Please list every named geographic place (a bay, island or ocean) that the False Bay post below mentions.

-------- Document passage --------

December 1, 2007
False bay, real atmosphere
Water crossing. And mud.
Above is what this corner of the world looked like yesterday afternoon (MID afternoon, I might stress, as it was just after 3pm and oh so impressively dark). The sun lowered itself gently over False Bay, an aptly named body of sea and muck that is always mysterious and gorgeous. At low tide, shallow, rakish water pulls far, far back to expose mud and creatures to the sky from which they hide. Here, the air was crisp and fresh, in contrast to other visits that attacked my nostrils with a sulpher-like smell so overwhelming as to drive me back inside my car. Such as this summer moment as seen from the same spot, in the fog:
Today the islands are having their first glimpse this season of white powder. I woke up like a little girl, announcing excitedly to Charles, “it’s snowing! it’s snowing!” and watched as everything became dusted and magical. I went outside in my flip flops and pajamas to feed the birds and reveled in the flakes brushing my skin. For a northern-born soul like me, it was exhilarating. We’ve had just a sprinkle of flurries so far on San Juan, but parts of neighboring Orcas Island are already laden under an inch or two.
I keep hearing the great James Taylor in my head: “Now the first of December… was covered with snow…”
Rockabye sweet baby Alex.
Glenn Buttkus said,
December 2, 2007 @ 11:00 am
The music connected to your message and your images had an interesting dichotomy to it. There was you, now the islander, surrounded by salt water, that wonderful magical “inland sea” that touches the Pacific Ocean, there at False Bay, staring out onto that body of water, full of yearning and wonder as most of us do listening to the waves lapping, smelling the kelp, the salt air, hearing the music of the gulls, and yet beyond your wondering, within you there is this incredibly centered peace, this maternal swirl of heart and soul that purrs as it peers. Yes I heard all that in your pinch of music.

-------- Stored rows --------

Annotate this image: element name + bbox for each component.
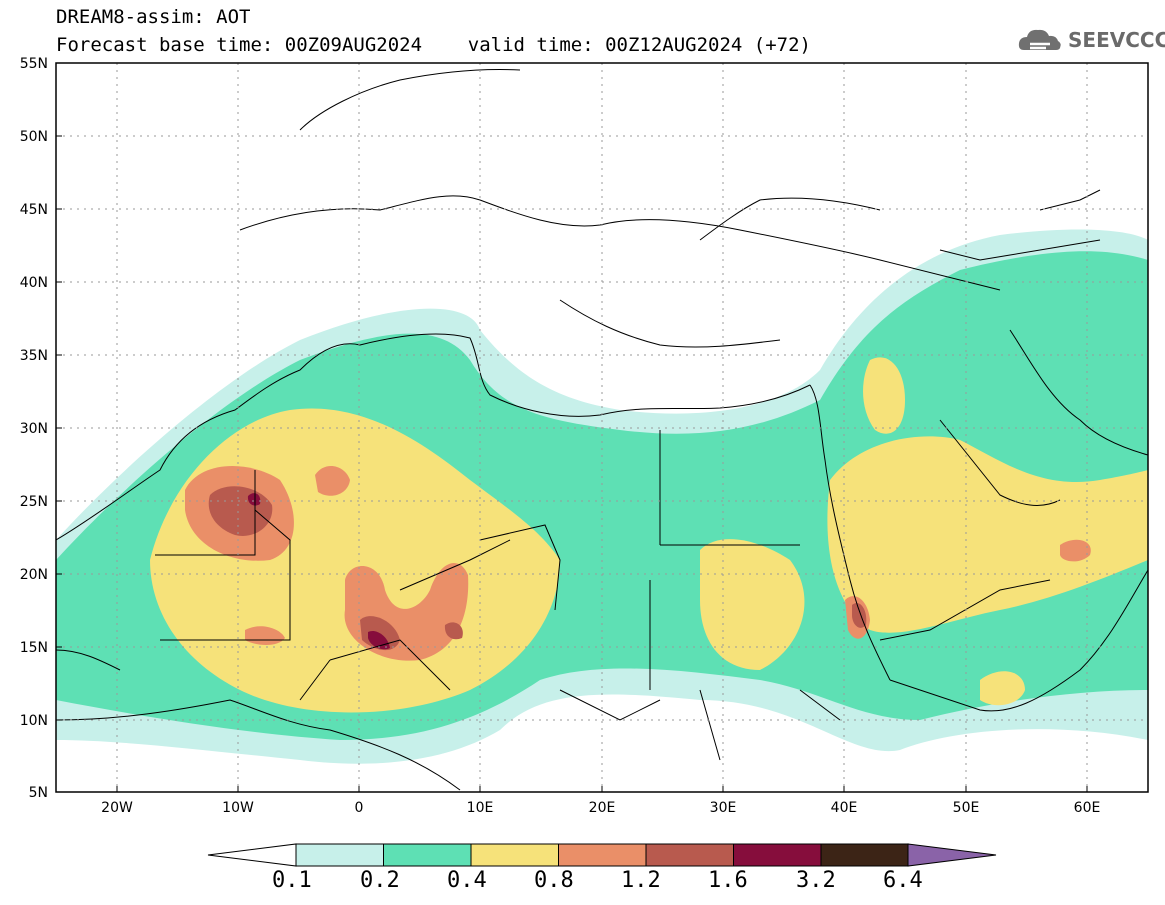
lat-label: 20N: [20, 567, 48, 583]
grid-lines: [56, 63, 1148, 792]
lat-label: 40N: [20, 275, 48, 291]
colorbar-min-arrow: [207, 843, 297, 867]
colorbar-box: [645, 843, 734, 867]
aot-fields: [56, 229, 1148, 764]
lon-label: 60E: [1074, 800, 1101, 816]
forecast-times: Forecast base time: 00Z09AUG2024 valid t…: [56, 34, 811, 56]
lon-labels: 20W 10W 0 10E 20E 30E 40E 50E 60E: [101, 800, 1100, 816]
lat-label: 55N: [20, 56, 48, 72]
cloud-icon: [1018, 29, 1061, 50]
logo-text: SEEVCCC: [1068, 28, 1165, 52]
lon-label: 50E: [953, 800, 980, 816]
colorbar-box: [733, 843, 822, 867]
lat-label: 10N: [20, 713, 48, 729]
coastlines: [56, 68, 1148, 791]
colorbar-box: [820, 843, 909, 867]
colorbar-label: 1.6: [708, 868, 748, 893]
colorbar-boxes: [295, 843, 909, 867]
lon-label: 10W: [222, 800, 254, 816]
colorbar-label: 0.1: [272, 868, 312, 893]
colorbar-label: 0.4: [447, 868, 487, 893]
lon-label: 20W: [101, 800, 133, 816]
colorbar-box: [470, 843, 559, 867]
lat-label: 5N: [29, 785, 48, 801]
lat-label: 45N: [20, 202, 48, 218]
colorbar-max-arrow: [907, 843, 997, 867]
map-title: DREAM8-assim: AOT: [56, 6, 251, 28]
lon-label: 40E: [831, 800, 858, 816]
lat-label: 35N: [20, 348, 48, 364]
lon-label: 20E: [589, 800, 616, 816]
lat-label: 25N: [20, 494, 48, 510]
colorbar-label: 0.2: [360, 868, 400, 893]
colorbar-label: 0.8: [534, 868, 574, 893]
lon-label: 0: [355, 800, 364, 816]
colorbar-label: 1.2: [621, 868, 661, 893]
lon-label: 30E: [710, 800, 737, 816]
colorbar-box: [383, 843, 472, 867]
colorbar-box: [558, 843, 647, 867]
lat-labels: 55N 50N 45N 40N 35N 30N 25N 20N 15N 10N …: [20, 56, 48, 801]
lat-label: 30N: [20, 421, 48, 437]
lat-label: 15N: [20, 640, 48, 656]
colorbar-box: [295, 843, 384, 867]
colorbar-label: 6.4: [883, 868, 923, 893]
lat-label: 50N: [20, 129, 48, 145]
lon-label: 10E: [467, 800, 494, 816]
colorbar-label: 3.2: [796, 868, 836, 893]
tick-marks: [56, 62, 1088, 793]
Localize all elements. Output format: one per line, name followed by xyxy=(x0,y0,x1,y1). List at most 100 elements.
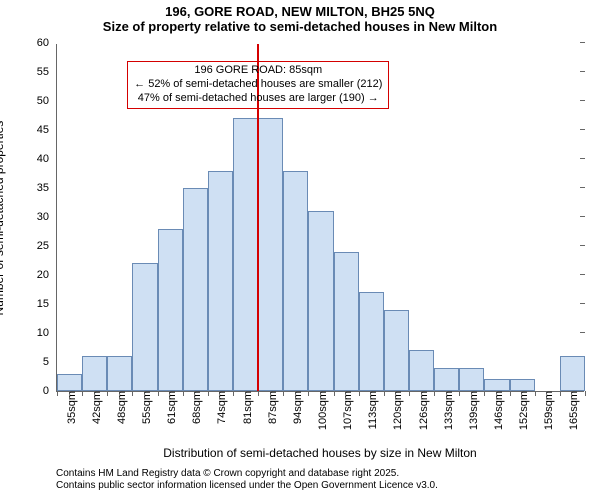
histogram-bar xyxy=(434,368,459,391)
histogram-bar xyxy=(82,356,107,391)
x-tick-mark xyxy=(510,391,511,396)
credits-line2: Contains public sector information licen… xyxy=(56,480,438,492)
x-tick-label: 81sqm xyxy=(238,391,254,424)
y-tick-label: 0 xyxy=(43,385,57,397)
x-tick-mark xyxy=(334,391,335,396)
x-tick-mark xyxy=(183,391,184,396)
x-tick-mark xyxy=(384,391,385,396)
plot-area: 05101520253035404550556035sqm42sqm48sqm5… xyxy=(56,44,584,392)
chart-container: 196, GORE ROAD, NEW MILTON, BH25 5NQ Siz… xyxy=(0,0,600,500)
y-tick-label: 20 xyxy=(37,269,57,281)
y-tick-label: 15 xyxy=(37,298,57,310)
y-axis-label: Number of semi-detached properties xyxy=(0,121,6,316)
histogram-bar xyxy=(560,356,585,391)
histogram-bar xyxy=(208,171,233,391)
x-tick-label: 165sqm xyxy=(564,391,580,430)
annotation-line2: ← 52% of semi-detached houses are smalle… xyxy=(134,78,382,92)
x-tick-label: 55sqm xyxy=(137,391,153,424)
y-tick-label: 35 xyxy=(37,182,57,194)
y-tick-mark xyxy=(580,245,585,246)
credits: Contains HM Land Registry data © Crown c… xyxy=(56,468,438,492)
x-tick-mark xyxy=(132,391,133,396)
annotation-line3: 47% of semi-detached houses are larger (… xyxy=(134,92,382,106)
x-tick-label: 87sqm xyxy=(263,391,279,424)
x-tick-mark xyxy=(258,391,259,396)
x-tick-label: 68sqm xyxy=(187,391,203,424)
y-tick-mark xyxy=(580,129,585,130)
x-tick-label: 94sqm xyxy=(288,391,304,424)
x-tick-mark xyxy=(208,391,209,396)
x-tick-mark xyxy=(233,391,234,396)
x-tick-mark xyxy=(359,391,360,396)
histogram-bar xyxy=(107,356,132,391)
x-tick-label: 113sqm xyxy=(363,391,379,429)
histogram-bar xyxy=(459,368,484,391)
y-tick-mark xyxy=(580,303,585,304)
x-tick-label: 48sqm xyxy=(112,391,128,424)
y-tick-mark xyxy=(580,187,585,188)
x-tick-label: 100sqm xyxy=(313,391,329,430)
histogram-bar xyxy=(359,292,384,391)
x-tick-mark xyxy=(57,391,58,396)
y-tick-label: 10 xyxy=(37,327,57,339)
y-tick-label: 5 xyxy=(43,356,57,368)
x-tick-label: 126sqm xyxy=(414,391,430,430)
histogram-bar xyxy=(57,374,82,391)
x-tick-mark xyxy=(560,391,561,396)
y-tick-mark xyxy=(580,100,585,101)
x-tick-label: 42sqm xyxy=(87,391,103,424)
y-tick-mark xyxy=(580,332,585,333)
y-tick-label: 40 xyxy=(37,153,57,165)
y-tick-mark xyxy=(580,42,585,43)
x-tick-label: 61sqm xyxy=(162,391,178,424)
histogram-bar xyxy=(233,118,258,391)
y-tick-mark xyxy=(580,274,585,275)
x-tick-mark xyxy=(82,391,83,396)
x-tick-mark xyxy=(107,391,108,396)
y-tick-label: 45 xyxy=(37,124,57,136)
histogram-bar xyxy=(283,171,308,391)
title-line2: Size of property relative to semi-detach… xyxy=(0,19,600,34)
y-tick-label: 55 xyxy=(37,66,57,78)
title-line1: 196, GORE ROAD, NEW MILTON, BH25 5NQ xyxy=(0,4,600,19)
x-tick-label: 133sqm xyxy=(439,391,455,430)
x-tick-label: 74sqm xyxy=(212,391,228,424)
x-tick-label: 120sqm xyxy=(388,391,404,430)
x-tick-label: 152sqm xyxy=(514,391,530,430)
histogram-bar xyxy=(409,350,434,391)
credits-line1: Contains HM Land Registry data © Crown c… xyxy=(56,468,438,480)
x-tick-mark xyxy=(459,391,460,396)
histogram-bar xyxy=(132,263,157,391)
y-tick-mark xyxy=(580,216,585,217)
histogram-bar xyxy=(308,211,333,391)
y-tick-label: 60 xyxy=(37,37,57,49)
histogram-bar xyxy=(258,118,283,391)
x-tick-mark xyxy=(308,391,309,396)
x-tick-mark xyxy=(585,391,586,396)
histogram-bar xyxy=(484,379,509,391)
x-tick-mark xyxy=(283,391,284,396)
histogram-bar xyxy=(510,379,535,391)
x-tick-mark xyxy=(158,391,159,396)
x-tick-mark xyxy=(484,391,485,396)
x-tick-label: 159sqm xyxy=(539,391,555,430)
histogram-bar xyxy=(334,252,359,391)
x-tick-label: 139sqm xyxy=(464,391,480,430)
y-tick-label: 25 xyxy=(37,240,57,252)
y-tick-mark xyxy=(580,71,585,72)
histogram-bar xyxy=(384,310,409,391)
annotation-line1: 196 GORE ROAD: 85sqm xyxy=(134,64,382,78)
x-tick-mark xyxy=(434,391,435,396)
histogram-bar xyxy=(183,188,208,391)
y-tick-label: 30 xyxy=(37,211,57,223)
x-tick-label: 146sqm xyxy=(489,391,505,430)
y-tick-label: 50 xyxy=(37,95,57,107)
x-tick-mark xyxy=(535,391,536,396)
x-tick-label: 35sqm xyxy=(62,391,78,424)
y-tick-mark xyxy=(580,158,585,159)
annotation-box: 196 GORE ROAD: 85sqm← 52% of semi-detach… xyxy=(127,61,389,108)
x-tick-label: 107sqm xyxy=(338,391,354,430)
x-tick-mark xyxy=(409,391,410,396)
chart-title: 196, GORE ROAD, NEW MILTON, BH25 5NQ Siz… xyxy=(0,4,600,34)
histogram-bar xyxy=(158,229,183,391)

--------

**Task answer:**
False Bay
San Juan
Orcas Island
Pacific Ocean